▶ [Problem details]:
Repeat every record below exactly as written.

--- begin Supplied data ---

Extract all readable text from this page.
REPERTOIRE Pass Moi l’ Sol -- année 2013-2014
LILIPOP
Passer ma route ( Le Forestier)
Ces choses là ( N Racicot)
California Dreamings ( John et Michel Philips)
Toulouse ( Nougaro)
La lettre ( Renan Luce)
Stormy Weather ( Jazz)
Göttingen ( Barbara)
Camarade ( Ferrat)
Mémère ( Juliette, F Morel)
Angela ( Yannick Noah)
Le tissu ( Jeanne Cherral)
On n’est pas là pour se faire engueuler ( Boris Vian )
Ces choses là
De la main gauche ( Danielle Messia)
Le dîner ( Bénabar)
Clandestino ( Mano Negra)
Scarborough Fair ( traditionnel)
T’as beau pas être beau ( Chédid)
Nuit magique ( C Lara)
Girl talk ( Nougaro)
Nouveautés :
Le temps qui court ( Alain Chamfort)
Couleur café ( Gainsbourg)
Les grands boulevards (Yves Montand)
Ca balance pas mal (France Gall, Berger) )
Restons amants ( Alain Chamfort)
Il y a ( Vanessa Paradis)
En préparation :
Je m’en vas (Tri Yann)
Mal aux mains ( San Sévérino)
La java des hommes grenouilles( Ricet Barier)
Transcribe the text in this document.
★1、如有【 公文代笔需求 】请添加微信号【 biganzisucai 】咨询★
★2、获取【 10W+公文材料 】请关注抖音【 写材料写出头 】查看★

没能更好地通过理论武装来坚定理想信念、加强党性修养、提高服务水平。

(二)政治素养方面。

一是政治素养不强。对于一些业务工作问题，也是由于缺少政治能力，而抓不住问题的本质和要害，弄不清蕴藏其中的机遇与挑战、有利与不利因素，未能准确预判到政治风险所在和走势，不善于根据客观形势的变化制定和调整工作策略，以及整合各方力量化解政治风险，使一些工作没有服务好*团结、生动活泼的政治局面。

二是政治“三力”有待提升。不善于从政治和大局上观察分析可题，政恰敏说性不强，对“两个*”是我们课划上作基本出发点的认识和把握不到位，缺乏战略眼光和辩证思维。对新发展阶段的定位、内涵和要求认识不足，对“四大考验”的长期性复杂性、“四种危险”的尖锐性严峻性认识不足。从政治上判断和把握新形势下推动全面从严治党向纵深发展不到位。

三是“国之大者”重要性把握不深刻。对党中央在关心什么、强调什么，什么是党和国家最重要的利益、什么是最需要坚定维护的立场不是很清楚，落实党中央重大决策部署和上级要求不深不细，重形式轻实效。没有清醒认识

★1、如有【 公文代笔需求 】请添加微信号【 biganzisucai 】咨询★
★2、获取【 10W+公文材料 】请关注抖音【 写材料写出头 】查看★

--- end Supplied data ---

▶ [Expected answer]:
Extract all readable text from this page.
REPERTOIRE Pass Moi l’ Sol -- année 2013-2014
LILIPOP
Passer ma route ( Le Forestier)
Ces choses là ( N Racicot)
California Dreamings ( John et Michel Philips)
Toulouse ( Nougaro)
La lettre ( Renan Luce)
Stormy Weather ( Jazz)
Göttingen ( Barbara)
Camarade ( Ferrat)
Mémère ( Juliette, F Morel)
Angela ( Yannick Noah)
Le tissu ( Jeanne Cherral)
On n’est pas là pour se faire engueuler ( Boris Vian )
Ces choses là
De la main gauche ( Danielle Messia)
Le dîner ( Bénabar)
Clandestino ( Mano Negra)
Scarborough Fair ( traditionnel)
T’as beau pas être beau ( Chédid)
Nuit magique ( C Lara)
Girl talk ( Nougaro)
Nouveautés :
Le temps qui court ( Alain Chamfort)
Couleur café ( Gainsbourg)
Les grands boulevards (Yves Montand)
Ca balance pas mal (France Gall, Berger) )
Restons amants ( Alain Chamfort)
Il y a ( Vanessa Paradis)
En préparation :
Je m’en vas (Tri Yann)
Mal aux mains ( San Sévérino)
La java des hommes grenouilles( Ricet Barier)
Transcribe the text in this document.
★1、如有【 公文代笔需求 】请添加微信号【 biganzisucai 】咨询★
★2、获取【 10W+公文材料 】请关注抖音【 写材料写出头 】查看★

没能更好地通过理论武装来坚定理想信念、加强党性修养、提高服务水平。

(二)政治素养方面。

一是政治素养不强。对于一些业务工作问题，也是由于缺少政治能力，而抓不住问题的本质和要害，弄不清蕴藏其中的机遇与挑战、有利与不利因素，未能准确预判到政治风险所在和走势，不善于根据客观形势的变化制定和调整工作策略，以及整合各方力量化解政治风险，使一些工作没有服务好*团结、生动活泼的政治局面。

二是政治“三力”有待提升。不善于从政治和大局上观察分析可题，政恰敏说性不强，对“两个*”是我们课划上作基本出发点的认识和把握不到位，缺乏战略眼光和辩证思维。对新发展阶段的定位、内涵和要求认识不足，对“四大考验”的长期性复杂性、“四种危险”的尖锐性严峻性认识不足。从政治上判断和把握新形势下推动全面从严治党向纵深发展不到位。

三是“国之大者”重要性把握不深刻。对党中央在关心什么、强调什么，什么是党和国家最重要的利益、什么是最需要坚定维护的立场不是很清楚，落实党中央重大决策部署和上级要求不深不细，重形式轻实效。没有清醒认识

★1、如有【 公文代笔需求 】请添加微信号【 biganzisucai 】咨询★
★2、获取【 10W+公文材料 】请关注抖音【 写材料写出头 】查看★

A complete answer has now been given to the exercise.